• What is asked: Copy each line that contains the word "mean".
"""
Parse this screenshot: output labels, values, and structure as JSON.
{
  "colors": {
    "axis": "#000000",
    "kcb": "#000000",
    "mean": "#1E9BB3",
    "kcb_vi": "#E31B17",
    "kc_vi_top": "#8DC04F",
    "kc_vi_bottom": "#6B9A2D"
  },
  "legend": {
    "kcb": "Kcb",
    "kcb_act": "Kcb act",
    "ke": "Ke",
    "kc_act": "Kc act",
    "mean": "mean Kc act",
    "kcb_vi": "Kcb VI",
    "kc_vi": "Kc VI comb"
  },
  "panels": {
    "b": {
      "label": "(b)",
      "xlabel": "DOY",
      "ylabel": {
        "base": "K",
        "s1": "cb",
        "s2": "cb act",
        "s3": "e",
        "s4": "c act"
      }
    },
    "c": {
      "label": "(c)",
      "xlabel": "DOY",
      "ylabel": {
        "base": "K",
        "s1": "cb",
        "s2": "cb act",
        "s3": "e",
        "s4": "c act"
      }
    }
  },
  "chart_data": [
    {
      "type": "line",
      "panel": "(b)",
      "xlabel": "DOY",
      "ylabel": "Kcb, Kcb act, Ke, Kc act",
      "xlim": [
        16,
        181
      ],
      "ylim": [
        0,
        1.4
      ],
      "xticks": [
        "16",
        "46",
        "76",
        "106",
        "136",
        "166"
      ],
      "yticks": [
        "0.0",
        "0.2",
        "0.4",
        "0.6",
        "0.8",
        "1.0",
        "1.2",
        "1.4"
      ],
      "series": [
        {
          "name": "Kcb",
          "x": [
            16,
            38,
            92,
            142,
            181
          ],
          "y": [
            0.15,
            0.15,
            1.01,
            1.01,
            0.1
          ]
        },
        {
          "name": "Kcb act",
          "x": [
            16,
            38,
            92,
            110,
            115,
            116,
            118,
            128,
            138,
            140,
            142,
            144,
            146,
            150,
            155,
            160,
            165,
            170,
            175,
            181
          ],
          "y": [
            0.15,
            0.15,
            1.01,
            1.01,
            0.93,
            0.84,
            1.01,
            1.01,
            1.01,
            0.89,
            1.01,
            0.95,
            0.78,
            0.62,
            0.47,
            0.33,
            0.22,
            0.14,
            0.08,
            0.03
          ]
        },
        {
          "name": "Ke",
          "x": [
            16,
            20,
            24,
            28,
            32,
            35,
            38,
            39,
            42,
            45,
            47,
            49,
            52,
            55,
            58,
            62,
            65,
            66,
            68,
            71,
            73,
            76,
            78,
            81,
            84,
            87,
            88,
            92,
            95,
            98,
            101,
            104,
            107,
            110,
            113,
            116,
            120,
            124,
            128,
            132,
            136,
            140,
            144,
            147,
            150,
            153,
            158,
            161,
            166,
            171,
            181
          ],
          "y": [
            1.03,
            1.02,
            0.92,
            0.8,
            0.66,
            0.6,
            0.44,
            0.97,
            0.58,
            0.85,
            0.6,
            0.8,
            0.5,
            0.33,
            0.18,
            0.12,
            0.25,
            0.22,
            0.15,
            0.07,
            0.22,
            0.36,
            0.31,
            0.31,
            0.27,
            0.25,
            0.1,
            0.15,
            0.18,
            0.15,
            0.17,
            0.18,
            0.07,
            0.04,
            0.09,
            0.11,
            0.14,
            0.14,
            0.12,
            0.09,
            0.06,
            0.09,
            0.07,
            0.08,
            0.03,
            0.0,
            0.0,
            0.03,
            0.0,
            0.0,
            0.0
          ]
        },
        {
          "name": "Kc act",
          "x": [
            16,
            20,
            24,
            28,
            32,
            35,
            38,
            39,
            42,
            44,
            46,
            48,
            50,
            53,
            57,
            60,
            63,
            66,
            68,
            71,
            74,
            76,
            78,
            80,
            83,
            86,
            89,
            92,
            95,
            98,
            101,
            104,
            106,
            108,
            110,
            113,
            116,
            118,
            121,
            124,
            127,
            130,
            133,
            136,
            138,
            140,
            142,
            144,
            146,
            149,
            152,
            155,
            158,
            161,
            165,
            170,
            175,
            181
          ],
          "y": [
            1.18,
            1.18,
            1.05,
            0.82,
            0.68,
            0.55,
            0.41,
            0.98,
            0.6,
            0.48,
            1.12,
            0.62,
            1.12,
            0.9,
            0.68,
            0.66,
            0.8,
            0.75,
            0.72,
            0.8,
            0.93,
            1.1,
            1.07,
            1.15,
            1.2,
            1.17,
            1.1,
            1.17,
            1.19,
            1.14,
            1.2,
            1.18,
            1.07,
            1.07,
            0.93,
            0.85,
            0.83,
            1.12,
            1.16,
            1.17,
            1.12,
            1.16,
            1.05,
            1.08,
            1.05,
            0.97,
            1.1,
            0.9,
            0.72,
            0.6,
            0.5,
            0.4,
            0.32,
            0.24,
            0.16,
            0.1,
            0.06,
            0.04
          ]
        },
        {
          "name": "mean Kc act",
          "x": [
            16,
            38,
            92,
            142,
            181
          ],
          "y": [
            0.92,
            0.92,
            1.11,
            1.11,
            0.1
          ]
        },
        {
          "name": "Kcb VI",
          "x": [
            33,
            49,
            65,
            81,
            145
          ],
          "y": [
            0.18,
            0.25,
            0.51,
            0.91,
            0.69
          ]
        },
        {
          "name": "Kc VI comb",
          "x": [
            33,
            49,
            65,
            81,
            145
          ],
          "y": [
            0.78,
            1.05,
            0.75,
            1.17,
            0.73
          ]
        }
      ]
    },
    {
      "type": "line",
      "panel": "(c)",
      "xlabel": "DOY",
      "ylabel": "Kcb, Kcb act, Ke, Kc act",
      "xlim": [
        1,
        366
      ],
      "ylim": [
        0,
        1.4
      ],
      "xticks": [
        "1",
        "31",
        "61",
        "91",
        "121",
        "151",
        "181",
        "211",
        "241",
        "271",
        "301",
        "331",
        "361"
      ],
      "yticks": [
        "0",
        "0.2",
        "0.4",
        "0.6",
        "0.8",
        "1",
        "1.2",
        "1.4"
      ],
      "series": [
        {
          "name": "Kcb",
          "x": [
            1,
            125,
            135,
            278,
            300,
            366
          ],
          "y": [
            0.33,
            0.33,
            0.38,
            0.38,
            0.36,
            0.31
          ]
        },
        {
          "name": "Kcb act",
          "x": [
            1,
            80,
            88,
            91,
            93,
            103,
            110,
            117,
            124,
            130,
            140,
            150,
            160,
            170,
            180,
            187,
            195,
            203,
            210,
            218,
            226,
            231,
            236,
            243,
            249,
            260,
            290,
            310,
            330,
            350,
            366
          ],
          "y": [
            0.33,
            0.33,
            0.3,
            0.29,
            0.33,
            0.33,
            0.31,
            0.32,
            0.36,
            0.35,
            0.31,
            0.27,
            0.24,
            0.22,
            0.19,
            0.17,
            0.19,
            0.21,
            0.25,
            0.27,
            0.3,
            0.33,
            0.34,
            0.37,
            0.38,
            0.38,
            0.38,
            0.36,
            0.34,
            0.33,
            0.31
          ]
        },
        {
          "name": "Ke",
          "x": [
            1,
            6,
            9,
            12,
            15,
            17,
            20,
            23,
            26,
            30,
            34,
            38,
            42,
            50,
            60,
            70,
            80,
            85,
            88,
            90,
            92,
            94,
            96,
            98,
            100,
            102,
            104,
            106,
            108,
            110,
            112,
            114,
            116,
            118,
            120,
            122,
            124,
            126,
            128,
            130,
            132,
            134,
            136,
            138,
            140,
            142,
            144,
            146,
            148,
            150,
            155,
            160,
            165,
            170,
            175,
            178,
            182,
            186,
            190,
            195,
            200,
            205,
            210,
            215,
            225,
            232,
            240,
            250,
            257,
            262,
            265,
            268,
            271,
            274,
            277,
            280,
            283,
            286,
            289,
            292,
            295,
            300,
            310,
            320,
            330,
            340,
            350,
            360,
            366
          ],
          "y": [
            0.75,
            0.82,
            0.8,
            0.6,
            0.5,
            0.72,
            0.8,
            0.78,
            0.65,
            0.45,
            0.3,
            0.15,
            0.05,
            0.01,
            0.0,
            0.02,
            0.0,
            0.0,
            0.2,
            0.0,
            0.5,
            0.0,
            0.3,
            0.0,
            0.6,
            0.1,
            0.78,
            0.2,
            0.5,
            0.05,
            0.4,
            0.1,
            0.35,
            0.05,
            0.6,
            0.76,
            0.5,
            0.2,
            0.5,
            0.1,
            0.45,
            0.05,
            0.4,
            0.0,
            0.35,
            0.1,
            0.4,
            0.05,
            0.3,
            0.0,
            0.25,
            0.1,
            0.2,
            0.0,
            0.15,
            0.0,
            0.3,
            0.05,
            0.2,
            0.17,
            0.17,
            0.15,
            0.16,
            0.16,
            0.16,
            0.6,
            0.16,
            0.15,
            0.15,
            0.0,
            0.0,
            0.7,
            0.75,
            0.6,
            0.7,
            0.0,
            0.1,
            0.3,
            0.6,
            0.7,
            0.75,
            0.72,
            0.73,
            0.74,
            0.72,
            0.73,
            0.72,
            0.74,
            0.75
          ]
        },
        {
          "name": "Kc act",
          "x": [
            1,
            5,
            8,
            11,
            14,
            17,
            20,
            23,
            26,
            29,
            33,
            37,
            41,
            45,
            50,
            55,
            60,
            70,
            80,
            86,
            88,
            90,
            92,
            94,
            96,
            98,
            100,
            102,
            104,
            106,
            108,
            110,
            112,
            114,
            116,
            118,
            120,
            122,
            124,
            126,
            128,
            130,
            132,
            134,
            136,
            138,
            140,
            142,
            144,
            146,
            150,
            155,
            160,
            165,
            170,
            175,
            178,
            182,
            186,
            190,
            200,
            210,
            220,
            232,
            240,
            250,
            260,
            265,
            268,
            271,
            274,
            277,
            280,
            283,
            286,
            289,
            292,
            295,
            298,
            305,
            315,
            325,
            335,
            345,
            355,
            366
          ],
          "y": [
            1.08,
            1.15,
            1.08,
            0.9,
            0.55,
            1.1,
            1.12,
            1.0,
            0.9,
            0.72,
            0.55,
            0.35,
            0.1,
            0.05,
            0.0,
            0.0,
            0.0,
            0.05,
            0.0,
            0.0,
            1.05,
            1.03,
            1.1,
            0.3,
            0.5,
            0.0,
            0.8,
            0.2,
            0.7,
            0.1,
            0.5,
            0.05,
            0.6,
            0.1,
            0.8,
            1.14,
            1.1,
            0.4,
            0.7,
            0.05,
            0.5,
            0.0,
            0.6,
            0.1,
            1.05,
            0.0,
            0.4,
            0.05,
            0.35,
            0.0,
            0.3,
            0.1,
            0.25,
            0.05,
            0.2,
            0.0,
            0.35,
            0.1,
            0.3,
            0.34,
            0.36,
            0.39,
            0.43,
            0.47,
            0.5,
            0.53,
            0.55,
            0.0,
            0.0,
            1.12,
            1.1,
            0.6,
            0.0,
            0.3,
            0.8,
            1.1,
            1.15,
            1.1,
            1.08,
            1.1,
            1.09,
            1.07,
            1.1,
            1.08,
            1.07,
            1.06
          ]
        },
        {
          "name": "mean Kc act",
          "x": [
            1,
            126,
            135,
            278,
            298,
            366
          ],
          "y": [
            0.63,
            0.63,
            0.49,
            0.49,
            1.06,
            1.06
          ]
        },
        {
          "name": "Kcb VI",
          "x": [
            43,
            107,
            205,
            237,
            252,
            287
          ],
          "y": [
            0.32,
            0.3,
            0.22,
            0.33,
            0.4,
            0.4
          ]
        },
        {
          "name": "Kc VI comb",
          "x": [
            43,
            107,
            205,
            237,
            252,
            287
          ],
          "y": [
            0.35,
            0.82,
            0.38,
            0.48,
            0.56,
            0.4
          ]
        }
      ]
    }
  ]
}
"""
• Complete output:
    "mean": "#1E9BB3",
    "mean": "mean Kc act",
          "name": "mean Kc act",
          "name": "mean Kc act",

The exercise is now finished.